## Goal
Give a count of the lines below that have the string "Landlord" in them, with no other words.

********************

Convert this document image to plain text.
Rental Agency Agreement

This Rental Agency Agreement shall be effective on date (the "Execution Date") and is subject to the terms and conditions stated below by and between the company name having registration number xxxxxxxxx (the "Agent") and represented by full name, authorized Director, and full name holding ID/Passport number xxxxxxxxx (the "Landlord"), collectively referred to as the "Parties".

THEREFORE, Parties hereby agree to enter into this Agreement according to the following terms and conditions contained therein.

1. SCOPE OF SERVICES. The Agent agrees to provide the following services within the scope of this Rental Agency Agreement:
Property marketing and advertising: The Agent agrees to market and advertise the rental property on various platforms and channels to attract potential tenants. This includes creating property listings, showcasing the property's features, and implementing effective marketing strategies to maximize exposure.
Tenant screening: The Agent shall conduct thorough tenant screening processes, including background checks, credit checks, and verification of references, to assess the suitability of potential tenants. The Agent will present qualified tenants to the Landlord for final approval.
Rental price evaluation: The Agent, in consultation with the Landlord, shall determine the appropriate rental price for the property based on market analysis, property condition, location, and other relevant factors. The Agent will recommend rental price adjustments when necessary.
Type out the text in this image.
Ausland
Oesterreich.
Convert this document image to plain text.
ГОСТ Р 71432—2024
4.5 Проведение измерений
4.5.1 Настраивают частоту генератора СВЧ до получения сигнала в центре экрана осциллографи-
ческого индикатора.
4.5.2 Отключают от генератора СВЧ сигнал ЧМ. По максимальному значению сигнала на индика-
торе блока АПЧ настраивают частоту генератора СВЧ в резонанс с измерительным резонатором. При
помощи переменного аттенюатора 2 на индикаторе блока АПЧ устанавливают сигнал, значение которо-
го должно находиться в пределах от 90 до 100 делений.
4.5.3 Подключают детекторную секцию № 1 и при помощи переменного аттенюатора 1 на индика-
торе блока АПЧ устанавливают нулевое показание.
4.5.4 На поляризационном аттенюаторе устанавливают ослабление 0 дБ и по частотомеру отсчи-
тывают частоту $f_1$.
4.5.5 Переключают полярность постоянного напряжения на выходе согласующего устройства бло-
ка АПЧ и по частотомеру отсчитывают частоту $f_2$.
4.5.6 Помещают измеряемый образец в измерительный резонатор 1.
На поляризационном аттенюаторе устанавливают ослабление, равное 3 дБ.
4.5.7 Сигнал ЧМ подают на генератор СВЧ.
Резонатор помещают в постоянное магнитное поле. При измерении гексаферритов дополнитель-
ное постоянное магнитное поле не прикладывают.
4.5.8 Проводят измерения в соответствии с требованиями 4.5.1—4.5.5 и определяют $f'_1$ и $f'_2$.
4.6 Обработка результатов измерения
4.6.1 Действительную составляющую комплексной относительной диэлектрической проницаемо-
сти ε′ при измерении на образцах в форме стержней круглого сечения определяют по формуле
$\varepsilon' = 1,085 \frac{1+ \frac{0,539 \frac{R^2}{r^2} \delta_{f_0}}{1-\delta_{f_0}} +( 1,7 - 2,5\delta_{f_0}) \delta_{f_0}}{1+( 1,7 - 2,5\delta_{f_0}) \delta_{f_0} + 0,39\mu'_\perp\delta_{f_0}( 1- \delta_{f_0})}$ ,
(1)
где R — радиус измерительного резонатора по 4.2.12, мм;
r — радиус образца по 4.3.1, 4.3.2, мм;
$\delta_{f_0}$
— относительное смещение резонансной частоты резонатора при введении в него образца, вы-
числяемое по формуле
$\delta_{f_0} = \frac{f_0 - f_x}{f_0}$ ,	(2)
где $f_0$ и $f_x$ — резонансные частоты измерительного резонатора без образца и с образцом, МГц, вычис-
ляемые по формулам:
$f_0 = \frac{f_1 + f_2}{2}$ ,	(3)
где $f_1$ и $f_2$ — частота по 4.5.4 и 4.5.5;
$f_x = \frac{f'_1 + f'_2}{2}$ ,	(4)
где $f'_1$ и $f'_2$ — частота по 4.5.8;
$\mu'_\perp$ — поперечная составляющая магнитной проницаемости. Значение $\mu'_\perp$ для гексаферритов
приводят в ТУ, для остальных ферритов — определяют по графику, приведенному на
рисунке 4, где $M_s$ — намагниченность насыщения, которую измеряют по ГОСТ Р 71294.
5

********************

## Full output
3